Source passage
::::::::::
The Partnership: Implementation and Operational Impact

Deployment and Integration Strategy

The partnership between Delta Cargo and Trackonomy is a comprehensive deployment of IoT and AI-driven technology across Delta’s global operations. The main objective is to optimize the management of containers, pallets, ground support equipment, and cargo orchestration, replacing outdated systems with a robust, scalable platform. Implementation is being carried out in phases to ensure operational continuity and validate system performance before full-scale rollout.

Trackonomy’s platform integrates with Delta’s existing infrastructure, minimizing disruption while maximizing the benefits of real-time tracking and orchestration. The system’s multi-radio architecture ensures reliable connectivity even in challenging airport environments, and its regulatory certifications enable seamless operation across Delta’s international network. The platform’s AI-driven orchestration capabilities allow for the real-time coordination of assets and labor, reducing delays and improving turnaround times.
::::::::::
Dataset records

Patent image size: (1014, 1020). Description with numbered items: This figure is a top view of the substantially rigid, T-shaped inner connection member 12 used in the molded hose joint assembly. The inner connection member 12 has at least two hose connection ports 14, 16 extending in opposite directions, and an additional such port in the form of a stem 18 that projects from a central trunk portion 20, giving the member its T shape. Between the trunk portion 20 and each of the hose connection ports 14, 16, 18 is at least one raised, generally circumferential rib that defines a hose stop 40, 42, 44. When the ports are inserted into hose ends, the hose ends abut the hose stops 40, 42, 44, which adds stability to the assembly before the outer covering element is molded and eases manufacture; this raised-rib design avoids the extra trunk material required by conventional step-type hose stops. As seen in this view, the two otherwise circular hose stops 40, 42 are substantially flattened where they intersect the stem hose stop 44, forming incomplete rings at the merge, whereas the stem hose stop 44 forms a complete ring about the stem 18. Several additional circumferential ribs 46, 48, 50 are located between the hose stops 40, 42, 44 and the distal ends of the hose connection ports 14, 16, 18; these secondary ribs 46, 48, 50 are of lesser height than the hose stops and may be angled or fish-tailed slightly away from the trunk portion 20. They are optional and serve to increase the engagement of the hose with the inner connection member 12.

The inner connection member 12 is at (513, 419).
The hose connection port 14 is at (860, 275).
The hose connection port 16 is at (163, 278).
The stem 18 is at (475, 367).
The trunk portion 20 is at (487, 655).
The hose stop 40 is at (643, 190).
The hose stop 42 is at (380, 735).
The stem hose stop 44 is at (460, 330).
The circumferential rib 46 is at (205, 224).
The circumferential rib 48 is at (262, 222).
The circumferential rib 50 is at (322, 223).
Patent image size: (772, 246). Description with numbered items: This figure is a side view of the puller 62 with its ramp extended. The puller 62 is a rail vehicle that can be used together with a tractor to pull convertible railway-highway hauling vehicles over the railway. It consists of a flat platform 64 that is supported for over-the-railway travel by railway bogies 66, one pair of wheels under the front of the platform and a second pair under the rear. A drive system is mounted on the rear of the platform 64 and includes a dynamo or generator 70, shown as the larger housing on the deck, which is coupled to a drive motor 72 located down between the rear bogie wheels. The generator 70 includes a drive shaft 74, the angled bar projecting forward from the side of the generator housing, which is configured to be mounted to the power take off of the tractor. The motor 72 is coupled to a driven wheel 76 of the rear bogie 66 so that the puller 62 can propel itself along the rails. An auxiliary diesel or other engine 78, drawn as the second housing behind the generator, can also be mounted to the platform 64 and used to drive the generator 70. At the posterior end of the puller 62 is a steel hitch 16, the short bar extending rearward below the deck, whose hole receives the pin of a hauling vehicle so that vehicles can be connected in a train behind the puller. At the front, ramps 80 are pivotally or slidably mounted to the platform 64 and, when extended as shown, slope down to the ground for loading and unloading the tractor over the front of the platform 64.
::::::::::
In the passage on the Delta Cargo and Trackonomy partnership, write out the part that opens with the words containing "Deployment and Integration" and closes with "before full-scale rollout.", substituting "crates" for "pallets". The listing has no connection to the source passage.

Deployment and Integration Strategy

The partnership between Delta Cargo and Trackonomy is a comprehensive deployment of IoT and AI-driven technology across Delta’s global operations. The main objective is to optimize the management of containers, crates, ground support equipment, and cargo orchestration, replacing outdated systems with a robust, scalable platform. Implementation is being carried out in phases to ensure operational continuity and validate system performance before full-scale rollout.